● **Problem details**
Repeat the data that follows, word for word, without the images.

● **Provided records**
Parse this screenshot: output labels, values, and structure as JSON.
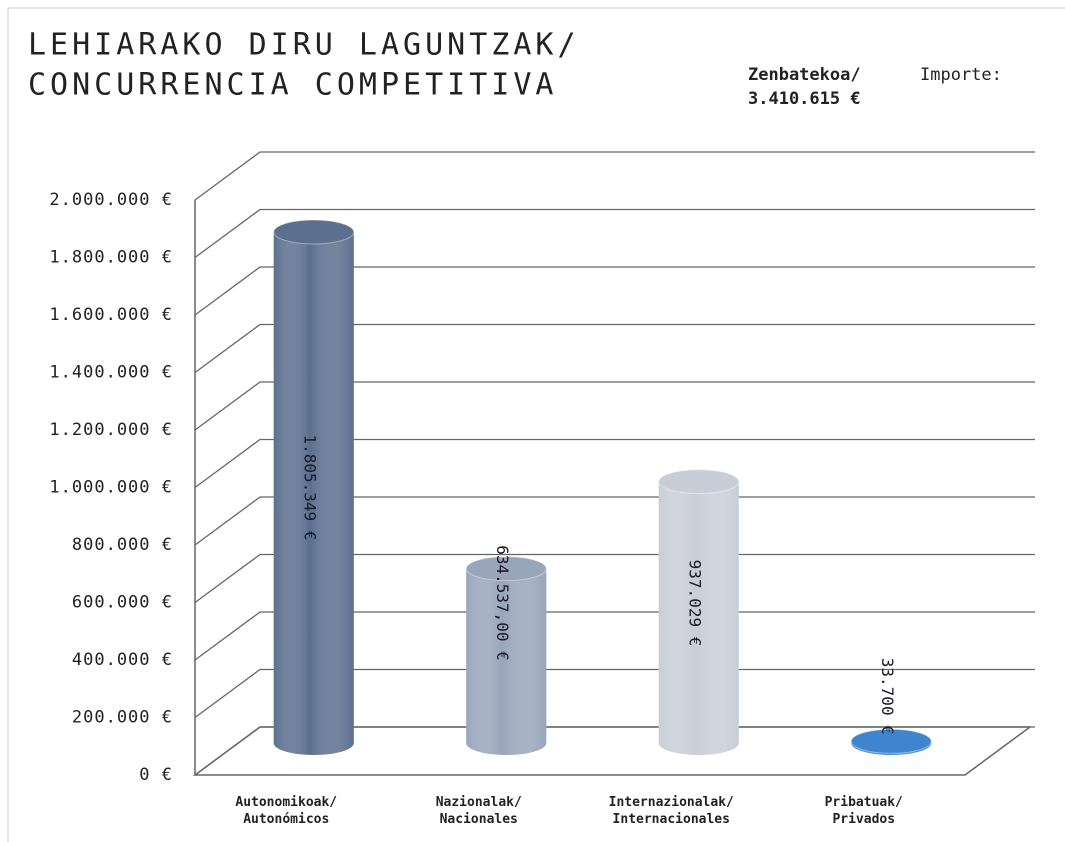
{
  "chart_data": {
    "type": "bar3d",
    "title": [
      "LEHIARAKO DIRU LAGUNTZAK/",
      "CONCURRENCIA COMPETITIVA"
    ],
    "annotation": [
      "Zenbatekoa/",
      "Importe:",
      "3.410.615 €"
    ],
    "categories": [
      "Autonomikoak/\nAutonómicos",
      "Nazionalak/\nNacionales",
      "Internazionalak/\nInternacionales",
      "Pribatuak/\nPrivados"
    ],
    "values": [
      1805349,
      634537,
      937029,
      33700
    ],
    "value_labels": [
      "1.805.349 €",
      "634.537,00 €",
      "937.029 €",
      "33.700 €"
    ],
    "colors": [
      "#5b6f8e",
      "#99a5bb",
      "#c9cdd7",
      "#3f84cf"
    ],
    "ylim": [
      0,
      2000000
    ],
    "yticks": [
      {
        "value": 0,
        "label": "0 €"
      },
      {
        "value": 200000,
        "label": "200.000 €"
      },
      {
        "value": 400000,
        "label": "400.000 €"
      },
      {
        "value": 600000,
        "label": "600.000 €"
      },
      {
        "value": 800000,
        "label": "800.000 €"
      },
      {
        "value": 1000000,
        "label": "1.000.000 €"
      },
      {
        "value": 1200000,
        "label": "1.200.000 €"
      },
      {
        "value": 1400000,
        "label": "1.400.000 €"
      },
      {
        "value": 1600000,
        "label": "1.600.000 €"
      },
      {
        "value": 1800000,
        "label": "1.800.000 €"
      },
      {
        "value": 2000000,
        "label": "2.000.000 €"
      }
    ],
    "grid": true
  }
}
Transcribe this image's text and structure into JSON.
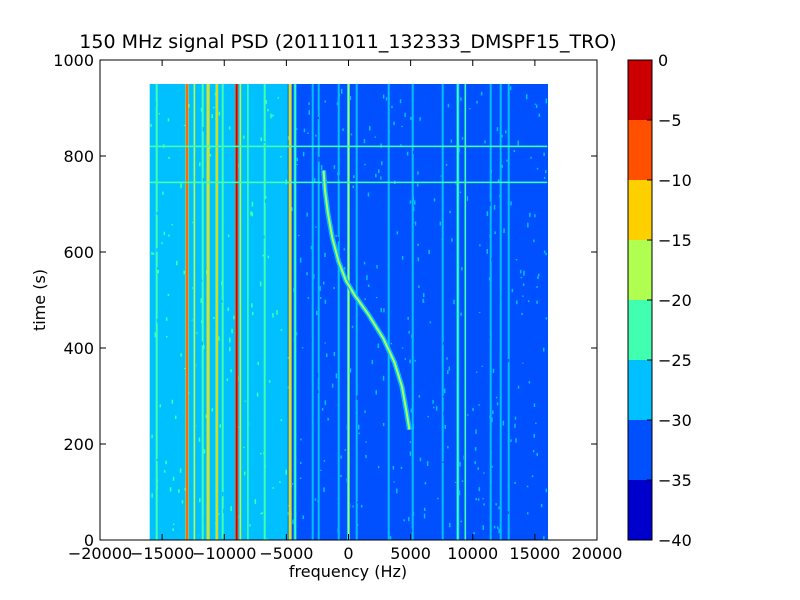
{
  "chart_data": {
    "type": "heatmap",
    "title": "150 MHz signal PSD (20111011_132333_DMSPF15_TRO)",
    "xlabel": "frequency (Hz)",
    "ylabel": "time (s)",
    "xlim": [
      -20000,
      20000
    ],
    "ylim": [
      0,
      1000
    ],
    "x_ticks": [
      -20000,
      -15000,
      -10000,
      -5000,
      0,
      5000,
      10000,
      15000,
      20000
    ],
    "y_ticks": [
      0,
      200,
      400,
      600,
      800,
      1000
    ],
    "data_extent": {
      "x": [
        -16000,
        16000
      ],
      "y": [
        0,
        950
      ]
    },
    "colorbar": {
      "range": [
        -40,
        0
      ],
      "levels": [
        -40,
        -35,
        -30,
        -25,
        -20,
        -15,
        -10,
        -5,
        0
      ],
      "ticks": [
        0,
        -5,
        -10,
        -15,
        -20,
        -25,
        -30,
        -35,
        -40
      ],
      "colors": [
        "#0000cd",
        "#0050ff",
        "#00c0ff",
        "#40ffb0",
        "#b0ff50",
        "#ffd000",
        "#ff5000",
        "#cc0000"
      ]
    },
    "features": {
      "background_low_freq_db": -27,
      "background_high_freq_db": -32,
      "doppler_curve": [
        {
          "t": 230,
          "f": 4900
        },
        {
          "t": 270,
          "f": 4650
        },
        {
          "t": 320,
          "f": 4300
        },
        {
          "t": 370,
          "f": 3700
        },
        {
          "t": 420,
          "f": 2800
        },
        {
          "t": 470,
          "f": 1600
        },
        {
          "t": 510,
          "f": 500
        },
        {
          "t": 540,
          "f": -200
        },
        {
          "t": 580,
          "f": -800
        },
        {
          "t": 630,
          "f": -1300
        },
        {
          "t": 680,
          "f": -1650
        },
        {
          "t": 730,
          "f": -1900
        },
        {
          "t": 770,
          "f": -2000
        }
      ],
      "strong_lines": [
        {
          "f": -13000,
          "db": -8
        },
        {
          "f": -12400,
          "db": -20
        },
        {
          "f": -11300,
          "db": -12
        },
        {
          "f": -10600,
          "db": -15
        },
        {
          "f": -9000,
          "db": -3
        },
        {
          "f": -8700,
          "db": -20
        },
        {
          "f": -8100,
          "db": -22
        },
        {
          "f": -4700,
          "db": -12
        },
        {
          "f": -4300,
          "db": -22
        },
        {
          "f": 0,
          "db": -20
        },
        {
          "f": 8800,
          "db": -22
        },
        {
          "f": 9400,
          "db": -25
        }
      ],
      "horizontal_lines": [
        {
          "t": 820,
          "db": -22
        },
        {
          "t": 745,
          "db": -22
        }
      ]
    }
  }
}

● **Worked solution**
Parse this screenshot: output labels, values, and structure as JSON.
{
  "chart_data": {
    "type": "bar3d",
    "title": [
      "LEHIARAKO DIRU LAGUNTZAK/",
      "CONCURRENCIA COMPETITIVA"
    ],
    "annotation": [
      "Zenbatekoa/",
      "Importe:",
      "3.410.615 €"
    ],
    "categories": [
      "Autonomikoak/\nAutonómicos",
      "Nazionalak/\nNacionales",
      "Internazionalak/\nInternacionales",
      "Pribatuak/\nPrivados"
    ],
    "values": [
      1805349,
      634537,
      937029,
      33700
    ],
    "value_labels": [
      "1.805.349 €",
      "634.537,00 €",
      "937.029 €",
      "33.700 €"
    ],
    "colors": [
      "#5b6f8e",
      "#99a5bb",
      "#c9cdd7",
      "#3f84cf"
    ],
    "ylim": [
      0,
      2000000
    ],
    "yticks": [
      {
        "value": 0,
        "label": "0 €"
      },
      {
        "value": 200000,
        "label": "200.000 €"
      },
      {
        "value": 400000,
        "label": "400.000 €"
      },
      {
        "value": 600000,
        "label": "600.000 €"
      },
      {
        "value": 800000,
        "label": "800.000 €"
      },
      {
        "value": 1000000,
        "label": "1.000.000 €"
      },
      {
        "value": 1200000,
        "label": "1.200.000 €"
      },
      {
        "value": 1400000,
        "label": "1.400.000 €"
      },
      {
        "value": 1600000,
        "label": "1.600.000 €"
      },
      {
        "value": 1800000,
        "label": "1.800.000 €"
      },
      {
        "value": 2000000,
        "label": "2.000.000 €"
      }
    ],
    "grid": true
  }
}
Transcribe this image's text and structure into JSON.
{
  "chart_data": {
    "type": "heatmap",
    "title": "150 MHz signal PSD (20111011_132333_DMSPF15_TRO)",
    "xlabel": "frequency (Hz)",
    "ylabel": "time (s)",
    "xlim": [
      -20000,
      20000
    ],
    "ylim": [
      0,
      1000
    ],
    "x_ticks": [
      -20000,
      -15000,
      -10000,
      -5000,
      0,
      5000,
      10000,
      15000,
      20000
    ],
    "y_ticks": [
      0,
      200,
      400,
      600,
      800,
      1000
    ],
    "data_extent": {
      "x": [
        -16000,
        16000
      ],
      "y": [
        0,
        950
      ]
    },
    "colorbar": {
      "range": [
        -40,
        0
      ],
      "levels": [
        -40,
        -35,
        -30,
        -25,
        -20,
        -15,
        -10,
        -5,
        0
      ],
      "ticks": [
        0,
        -5,
        -10,
        -15,
        -20,
        -25,
        -30,
        -35,
        -40
      ],
      "colors": [
        "#0000cd",
        "#0050ff",
        "#00c0ff",
        "#40ffb0",
        "#b0ff50",
        "#ffd000",
        "#ff5000",
        "#cc0000"
      ]
    },
    "features": {
      "background_low_freq_db": -27,
      "background_high_freq_db": -32,
      "doppler_curve": [
        {
          "t": 230,
          "f": 4900
        },
        {
          "t": 270,
          "f": 4650
        },
        {
          "t": 320,
          "f": 4300
        },
        {
          "t": 370,
          "f": 3700
        },
        {
          "t": 420,
          "f": 2800
        },
        {
          "t": 470,
          "f": 1600
        },
        {
          "t": 510,
          "f": 500
        },
        {
          "t": 540,
          "f": -200
        },
        {
          "t": 580,
          "f": -800
        },
        {
          "t": 630,
          "f": -1300
        },
        {
          "t": 680,
          "f": -1650
        },
        {
          "t": 730,
          "f": -1900
        },
        {
          "t": 770,
          "f": -2000
        }
      ],
      "strong_lines": [
        {
          "f": -13000,
          "db": -8
        },
        {
          "f": -12400,
          "db": -20
        },
        {
          "f": -11300,
          "db": -12
        },
        {
          "f": -10600,
          "db": -15
        },
        {
          "f": -9000,
          "db": -3
        },
        {
          "f": -8700,
          "db": -20
        },
        {
          "f": -8100,
          "db": -22
        },
        {
          "f": -4700,
          "db": -12
        },
        {
          "f": -4300,
          "db": -22
        },
        {
          "f": 0,
          "db": -20
        },
        {
          "f": 8800,
          "db": -22
        },
        {
          "f": 9400,
          "db": -25
        }
      ],
      "horizontal_lines": [
        {
          "t": 820,
          "db": -22
        },
        {
          "t": 745,
          "db": -22
        }
      ]
    }
  }
}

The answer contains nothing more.